Entries taken from a collection:

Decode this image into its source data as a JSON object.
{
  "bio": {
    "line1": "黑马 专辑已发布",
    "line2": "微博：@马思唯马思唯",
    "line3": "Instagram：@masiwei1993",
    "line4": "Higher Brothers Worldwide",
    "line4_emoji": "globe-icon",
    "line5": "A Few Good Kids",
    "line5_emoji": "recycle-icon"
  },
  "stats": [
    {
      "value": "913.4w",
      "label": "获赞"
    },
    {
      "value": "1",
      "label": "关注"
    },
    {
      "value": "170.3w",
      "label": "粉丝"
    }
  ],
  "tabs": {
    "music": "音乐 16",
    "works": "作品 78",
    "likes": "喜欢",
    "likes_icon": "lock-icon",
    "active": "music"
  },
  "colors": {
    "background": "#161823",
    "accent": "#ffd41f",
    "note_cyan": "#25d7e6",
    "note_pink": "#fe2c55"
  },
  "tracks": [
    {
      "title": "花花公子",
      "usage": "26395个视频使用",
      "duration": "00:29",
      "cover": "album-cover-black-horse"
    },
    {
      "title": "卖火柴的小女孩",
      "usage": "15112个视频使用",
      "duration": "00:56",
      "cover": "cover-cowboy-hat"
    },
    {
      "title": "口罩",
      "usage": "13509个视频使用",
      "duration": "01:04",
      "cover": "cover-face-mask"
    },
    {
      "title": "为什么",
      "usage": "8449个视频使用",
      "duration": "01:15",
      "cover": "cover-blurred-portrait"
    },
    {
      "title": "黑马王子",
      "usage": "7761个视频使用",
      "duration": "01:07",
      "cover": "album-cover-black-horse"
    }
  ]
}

OBJECTIVE:
Reproduce the listing above word for word.

WRITTEN REPLY:
Decode this image into its source data as a JSON object.
{
  "bio": {
    "line1": "黑马 专辑已发布",
    "line2": "微博：@马思唯马思唯",
    "line3": "Instagram：@masiwei1993",
    "line4": "Higher Brothers Worldwide",
    "line4_emoji": "globe-icon",
    "line5": "A Few Good Kids",
    "line5_emoji": "recycle-icon"
  },
  "stats": [
    {
      "value": "913.4w",
      "label": "获赞"
    },
    {
      "value": "1",
      "label": "关注"
    },
    {
      "value": "170.3w",
      "label": "粉丝"
    }
  ],
  "tabs": {
    "music": "音乐 16",
    "works": "作品 78",
    "likes": "喜欢",
    "likes_icon": "lock-icon",
    "active": "music"
  },
  "colors": {
    "background": "#161823",
    "accent": "#ffd41f",
    "note_cyan": "#25d7e6",
    "note_pink": "#fe2c55"
  },
  "tracks": [
    {
      "title": "花花公子",
      "usage": "26395个视频使用",
      "duration": "00:29",
      "cover": "album-cover-black-horse"
    },
    {
      "title": "卖火柴的小女孩",
      "usage": "15112个视频使用",
      "duration": "00:56",
      "cover": "cover-cowboy-hat"
    },
    {
      "title": "口罩",
      "usage": "13509个视频使用",
      "duration": "01:04",
      "cover": "cover-face-mask"
    },
    {
      "title": "为什么",
      "usage": "8449个视频使用",
      "duration": "01:15",
      "cover": "cover-blurred-portrait"
    },
    {
      "title": "黑马王子",
      "usage": "7761个视频使用",
      "duration": "01:07",
      "cover": "album-cover-black-horse"
    }
  ]
}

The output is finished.